(Dataset rows)
-*-*-

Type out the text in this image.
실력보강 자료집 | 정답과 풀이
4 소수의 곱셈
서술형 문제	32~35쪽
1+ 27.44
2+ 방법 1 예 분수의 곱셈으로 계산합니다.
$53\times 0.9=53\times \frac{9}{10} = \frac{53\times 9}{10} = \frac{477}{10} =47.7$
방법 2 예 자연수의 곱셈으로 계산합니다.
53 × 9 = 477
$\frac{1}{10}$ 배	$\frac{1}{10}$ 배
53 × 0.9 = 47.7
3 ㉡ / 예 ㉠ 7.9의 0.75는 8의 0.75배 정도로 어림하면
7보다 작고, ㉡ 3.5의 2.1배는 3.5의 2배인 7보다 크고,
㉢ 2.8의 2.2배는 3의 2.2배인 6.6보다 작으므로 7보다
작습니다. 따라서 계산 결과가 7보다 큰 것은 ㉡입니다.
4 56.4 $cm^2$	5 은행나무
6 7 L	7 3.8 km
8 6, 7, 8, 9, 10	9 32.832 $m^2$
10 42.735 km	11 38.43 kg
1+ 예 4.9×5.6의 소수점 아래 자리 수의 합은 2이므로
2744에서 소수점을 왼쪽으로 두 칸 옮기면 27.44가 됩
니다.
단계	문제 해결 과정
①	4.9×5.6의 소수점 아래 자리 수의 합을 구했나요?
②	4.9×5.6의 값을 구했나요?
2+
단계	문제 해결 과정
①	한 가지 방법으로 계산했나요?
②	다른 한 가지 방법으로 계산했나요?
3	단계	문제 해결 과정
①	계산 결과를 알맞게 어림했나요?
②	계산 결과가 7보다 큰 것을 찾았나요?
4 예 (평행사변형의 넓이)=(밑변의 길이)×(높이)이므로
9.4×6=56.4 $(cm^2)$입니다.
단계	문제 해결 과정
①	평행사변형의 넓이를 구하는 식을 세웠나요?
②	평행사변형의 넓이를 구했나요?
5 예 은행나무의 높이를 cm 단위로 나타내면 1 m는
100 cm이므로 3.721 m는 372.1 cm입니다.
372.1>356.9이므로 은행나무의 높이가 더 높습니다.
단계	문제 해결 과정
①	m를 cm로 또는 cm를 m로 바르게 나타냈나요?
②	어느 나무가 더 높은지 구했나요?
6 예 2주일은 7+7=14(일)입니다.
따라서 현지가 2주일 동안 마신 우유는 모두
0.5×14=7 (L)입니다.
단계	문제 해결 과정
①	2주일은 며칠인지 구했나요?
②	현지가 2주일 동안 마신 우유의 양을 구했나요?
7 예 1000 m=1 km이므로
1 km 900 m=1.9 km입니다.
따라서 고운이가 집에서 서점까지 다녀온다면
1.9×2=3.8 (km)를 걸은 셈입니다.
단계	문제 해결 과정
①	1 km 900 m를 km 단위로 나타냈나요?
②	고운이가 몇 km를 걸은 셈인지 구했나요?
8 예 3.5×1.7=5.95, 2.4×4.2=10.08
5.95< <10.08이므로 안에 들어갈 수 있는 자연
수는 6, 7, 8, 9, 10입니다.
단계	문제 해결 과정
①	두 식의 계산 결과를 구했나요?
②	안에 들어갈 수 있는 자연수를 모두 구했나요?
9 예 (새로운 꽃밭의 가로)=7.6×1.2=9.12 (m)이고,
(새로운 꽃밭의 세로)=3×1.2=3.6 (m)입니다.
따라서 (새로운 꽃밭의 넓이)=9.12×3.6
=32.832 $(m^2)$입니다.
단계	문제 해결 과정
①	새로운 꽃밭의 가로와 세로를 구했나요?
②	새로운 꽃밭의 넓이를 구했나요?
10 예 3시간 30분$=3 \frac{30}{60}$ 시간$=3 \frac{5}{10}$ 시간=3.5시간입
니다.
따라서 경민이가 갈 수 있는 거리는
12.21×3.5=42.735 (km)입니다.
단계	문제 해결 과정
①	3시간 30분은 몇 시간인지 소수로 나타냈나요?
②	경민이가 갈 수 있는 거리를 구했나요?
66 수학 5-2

-*-*-

▶ _Set problem_:
Retype every entry above, word for word.

▶ _Response for this exercise_:
Type out the text in this image.
실력보강 자료집 | 정답과 풀이
4 소수의 곱셈
서술형 문제	32~35쪽
1+ 27.44
2+ 방법 1 예 분수의 곱셈으로 계산합니다.
$53\times 0.9=53\times \frac{9}{10} = \frac{53\times 9}{10} = \frac{477}{10} =47.7$
방법 2 예 자연수의 곱셈으로 계산합니다.
53 × 9 = 477
$\frac{1}{10}$ 배	$\frac{1}{10}$ 배
53 × 0.9 = 47.7
3 ㉡ / 예 ㉠ 7.9의 0.75는 8의 0.75배 정도로 어림하면
7보다 작고, ㉡ 3.5의 2.1배는 3.5의 2배인 7보다 크고,
㉢ 2.8의 2.2배는 3의 2.2배인 6.6보다 작으므로 7보다
작습니다. 따라서 계산 결과가 7보다 큰 것은 ㉡입니다.
4 56.4 $cm^2$	5 은행나무
6 7 L	7 3.8 km
8 6, 7, 8, 9, 10	9 32.832 $m^2$
10 42.735 km	11 38.43 kg
1+ 예 4.9×5.6의 소수점 아래 자리 수의 합은 2이므로
2744에서 소수점을 왼쪽으로 두 칸 옮기면 27.44가 됩
니다.
단계	문제 해결 과정
①	4.9×5.6의 소수점 아래 자리 수의 합을 구했나요?
②	4.9×5.6의 값을 구했나요?
2+
단계	문제 해결 과정
①	한 가지 방법으로 계산했나요?
②	다른 한 가지 방법으로 계산했나요?
3	단계	문제 해결 과정
①	계산 결과를 알맞게 어림했나요?
②	계산 결과가 7보다 큰 것을 찾았나요?
4 예 (평행사변형의 넓이)=(밑변의 길이)×(높이)이므로
9.4×6=56.4 $(cm^2)$입니다.
단계	문제 해결 과정
①	평행사변형의 넓이를 구하는 식을 세웠나요?
②	평행사변형의 넓이를 구했나요?
5 예 은행나무의 높이를 cm 단위로 나타내면 1 m는
100 cm이므로 3.721 m는 372.1 cm입니다.
372.1>356.9이므로 은행나무의 높이가 더 높습니다.
단계	문제 해결 과정
①	m를 cm로 또는 cm를 m로 바르게 나타냈나요?
②	어느 나무가 더 높은지 구했나요?
6 예 2주일은 7+7=14(일)입니다.
따라서 현지가 2주일 동안 마신 우유는 모두
0.5×14=7 (L)입니다.
단계	문제 해결 과정
①	2주일은 며칠인지 구했나요?
②	현지가 2주일 동안 마신 우유의 양을 구했나요?
7 예 1000 m=1 km이므로
1 km 900 m=1.9 km입니다.
따라서 고운이가 집에서 서점까지 다녀온다면
1.9×2=3.8 (km)를 걸은 셈입니다.
단계	문제 해결 과정
①	1 km 900 m를 km 단위로 나타냈나요?
②	고운이가 몇 km를 걸은 셈인지 구했나요?
8 예 3.5×1.7=5.95, 2.4×4.2=10.08
5.95< <10.08이므로 안에 들어갈 수 있는 자연
수는 6, 7, 8, 9, 10입니다.
단계	문제 해결 과정
①	두 식의 계산 결과를 구했나요?
②	안에 들어갈 수 있는 자연수를 모두 구했나요?
9 예 (새로운 꽃밭의 가로)=7.6×1.2=9.12 (m)이고,
(새로운 꽃밭의 세로)=3×1.2=3.6 (m)입니다.
따라서 (새로운 꽃밭의 넓이)=9.12×3.6
=32.832 $(m^2)$입니다.
단계	문제 해결 과정
①	새로운 꽃밭의 가로와 세로를 구했나요?
②	새로운 꽃밭의 넓이를 구했나요?
10 예 3시간 30분$=3 \frac{30}{60}$ 시간$=3 \frac{5}{10}$ 시간=3.5시간입
니다.
따라서 경민이가 갈 수 있는 거리는
12.21×3.5=42.735 (km)입니다.
단계	문제 해결 과정
①	3시간 30분은 몇 시간인지 소수로 나타냈나요?
②	경민이가 갈 수 있는 거리를 구했나요?
66 수학 5-2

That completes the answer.